» **What is asked**
Extract the whole listing as it stands. Do not include the pictures.

━━━ Supplied entries ━━━

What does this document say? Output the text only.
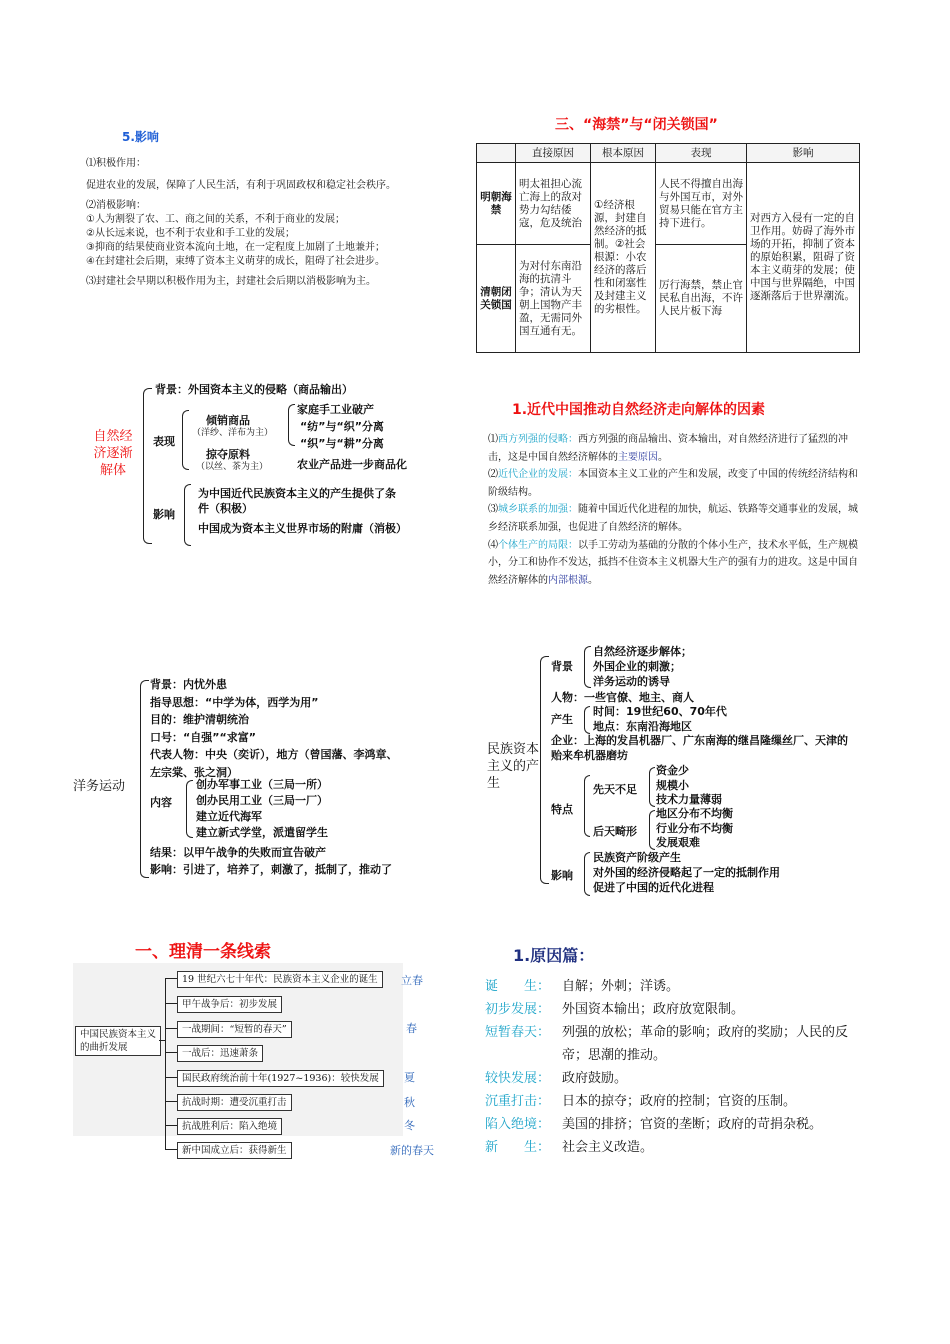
5.影响
⑴积极作用：
促进农业的发展，保障了人民生活，有利于巩固政权和稳定社会秩序。
⑵消极影响：
①人为割裂了农、工、商之间的关系，不利于商业的发展；
②从长远来说，也不利于农业和手工业的发展；
③抑商的结果使商业资本流向土地，在一定程度上加剧了土地兼并；
④在封建社会后期，束缚了资本主义萌芽的成长，阻碍了社会进步。
⑶封建社会早期以积极作用为主，封建社会后期以消极影响为主。
三、“海禁”与“闭关锁国”
	直接原因	根本原因	表现	影响
明朝海禁	明太祖担心流亡海上的敌对势力勾结倭寇，危及统治	①经济根源，封建自然经济的抵制。②社会根源：小农经济的落后性和闭塞性及封建主义的劣根性。	人民不得擅自出海与外国互市，对外贸易只能在官方主持下进行。	对西方入侵有一定的自卫作用。妨碍了海外市场的开拓，抑制了资本的原始积累，阻碍了资本主义萌芽的发展；使中国与世界隔绝，中国逐渐落后于世界潮流。
清朝闭关锁国	为对付东南沿海的抗清斗争；清认为天朝上国物产丰盈，无需同外国互通有无。		厉行海禁，禁止官民私自出海，不许人民片板下海	
自然经济逐渐解体
背景：外国资本主义的侵略（商品输出）
表现
倾销商品
（洋纱、洋布为主）
掠夺原料
（以丝、茶为主）
家庭手工业破产
“纺”与“织”分离
“织”与“耕”分离
农业产品进一步商品化
影响
为中国近代民族资本主义的产生提供了条件（积极）
中国成为资本主义世界市场的附庸（消极）
1.近代中国推动自然经济走向解体的因素
⑴西方列强的侵略：西方列强的商品输出、资本输出，对自然经济进行了猛烈的冲击，这是中国自然经济解体的主要原因。
⑵近代企业的发展：本国资本主义工业的产生和发展，改变了中国的传统经济结构和阶级结构。
⑶城乡联系的加强：随着中国近代化进程的加快，航运、铁路等交通事业的发展，城乡经济联系加强，也促进了自然经济的解体。
⑷个体生产的局限：以手工劳动为基础的分散的个体小生产，技术水平低，生产规模小，分工和协作不发达，抵挡不住资本主义机器大生产的强有力的进攻。这是中国自然经济解体的内部根源。
洋务运动
背景：内忧外患
指导思想：“中学为体，西学为用”
目的：维护清朝统治
口号：“自强”“求富”
代表人物：中央（奕䜣），地方（曾国藩、李鸿章、
左宗棠、张之洞）
内容
创办军事工业（三局一所）
创办民用工业（三局一厂）
建立近代海军
建立新式学堂，派遣留学生
结果：以甲午战争的失败而宣告破产
影响：引进了，培养了，刺激了，抵制了，推动了
民族资本主义的产生
背景
自然经济逐步解体；
外国企业的刺激；
洋务运动的诱导
人物：一些官僚、地主、商人
产生
时间：19世纪60、70年代
地点：东南沿海地区
企业：上海的发昌机器厂、广东南海的继昌隆缫丝厂、天津的贻来牟机器磨坊
特点
先天不足
资金少
规模小
技术力量薄弱
后天畸形
地区分布不均衡
行业分布不均衡
发展艰难
影响
民族资产阶级产生
对外国的经济侵略起了一定的抵制作用
促进了中国的近代化进程
一、理清一条线索
中国民族资本主义的曲折发展
19 世纪六七十年代：民族资本主义企业的诞生
甲午战争后：初步发展
一战期间：“短暂的春天”
一战后：迅速萧条
国民政府统治前十年(1927~1936)：较快发展
抗战时期：遭受沉重打击
抗战胜利后：陷入绝境
新中国成立后：获得新生
立春
春
夏
秋
冬
新的春天
1.原因篇：
诞　　生： 自解；外刺；洋诱。
初步发展： 外国资本输出；政府放宽限制。
短暂春天： 列强的放松；革命的影响；政府的奖励；人民的反帝；思潮的推动。
较快发展： 政府鼓励。
沉重打击： 日本的掠夺；政府的控制；官资的压制。
陷入绝境： 美国的排挤；官资的垄断；政府的苛捐杂税。
新　　生： 社会主义改造。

━━━

» **Solution for this problem**
What does this document say? Output the text only.
5.影响
⑴积极作用：
促进农业的发展，保障了人民生活，有利于巩固政权和稳定社会秩序。
⑵消极影响：
①人为割裂了农、工、商之间的关系，不利于商业的发展；
②从长远来说，也不利于农业和手工业的发展；
③抑商的结果使商业资本流向土地，在一定程度上加剧了土地兼并；
④在封建社会后期，束缚了资本主义萌芽的成长，阻碍了社会进步。
⑶封建社会早期以积极作用为主，封建社会后期以消极影响为主。
三、“海禁”与“闭关锁国”
	直接原因	根本原因	表现	影响
明朝海禁	明太祖担心流亡海上的敌对势力勾结倭寇，危及统治	①经济根源，封建自然经济的抵制。②社会根源：小农经济的落后性和闭塞性及封建主义的劣根性。	人民不得擅自出海与外国互市，对外贸易只能在官方主持下进行。	对西方入侵有一定的自卫作用。妨碍了海外市场的开拓，抑制了资本的原始积累，阻碍了资本主义萌芽的发展；使中国与世界隔绝，中国逐渐落后于世界潮流。
清朝闭关锁国	为对付东南沿海的抗清斗争；清认为天朝上国物产丰盈，无需同外国互通有无。		厉行海禁，禁止官民私自出海，不许人民片板下海	
自然经济逐渐解体
背景：外国资本主义的侵略（商品输出）
表现
倾销商品
（洋纱、洋布为主）
掠夺原料
（以丝、茶为主）
家庭手工业破产
“纺”与“织”分离
“织”与“耕”分离
农业产品进一步商品化
影响
为中国近代民族资本主义的产生提供了条件（积极）
中国成为资本主义世界市场的附庸（消极）
1.近代中国推动自然经济走向解体的因素
⑴西方列强的侵略：西方列强的商品输出、资本输出，对自然经济进行了猛烈的冲击，这是中国自然经济解体的主要原因。
⑵近代企业的发展：本国资本主义工业的产生和发展，改变了中国的传统经济结构和阶级结构。
⑶城乡联系的加强：随着中国近代化进程的加快，航运、铁路等交通事业的发展，城乡经济联系加强，也促进了自然经济的解体。
⑷个体生产的局限：以手工劳动为基础的分散的个体小生产，技术水平低，生产规模小，分工和协作不发达，抵挡不住资本主义机器大生产的强有力的进攻。这是中国自然经济解体的内部根源。
洋务运动
背景：内忧外患
指导思想：“中学为体，西学为用”
目的：维护清朝统治
口号：“自强”“求富”
代表人物：中央（奕䜣），地方（曾国藩、李鸿章、
左宗棠、张之洞）
内容
创办军事工业（三局一所）
创办民用工业（三局一厂）
建立近代海军
建立新式学堂，派遣留学生
结果：以甲午战争的失败而宣告破产
影响：引进了，培养了，刺激了，抵制了，推动了
民族资本主义的产生
背景
自然经济逐步解体；
外国企业的刺激；
洋务运动的诱导
人物：一些官僚、地主、商人
产生
时间：19世纪60、70年代
地点：东南沿海地区
企业：上海的发昌机器厂、广东南海的继昌隆缫丝厂、天津的贻来牟机器磨坊
特点
先天不足
资金少
规模小
技术力量薄弱
后天畸形
地区分布不均衡
行业分布不均衡
发展艰难
影响
民族资产阶级产生
对外国的经济侵略起了一定的抵制作用
促进了中国的近代化进程
一、理清一条线索
中国民族资本主义的曲折发展
19 世纪六七十年代：民族资本主义企业的诞生
甲午战争后：初步发展
一战期间：“短暂的春天”
一战后：迅速萧条
国民政府统治前十年(1927~1936)：较快发展
抗战时期：遭受沉重打击
抗战胜利后：陷入绝境
新中国成立后：获得新生
立春
春
夏
秋
冬
新的春天
1.原因篇：
诞　　生： 自解；外刺；洋诱。
初步发展： 外国资本输出；政府放宽限制。
短暂春天： 列强的放松；革命的影响；政府的奖励；人民的反帝；思潮的推动。
较快发展： 政府鼓励。
沉重打击： 日本的掠夺；政府的控制；官资的压制。
陷入绝境： 美国的排挤；官资的垄断；政府的苛捐杂税。
新　　生： 社会主义改造。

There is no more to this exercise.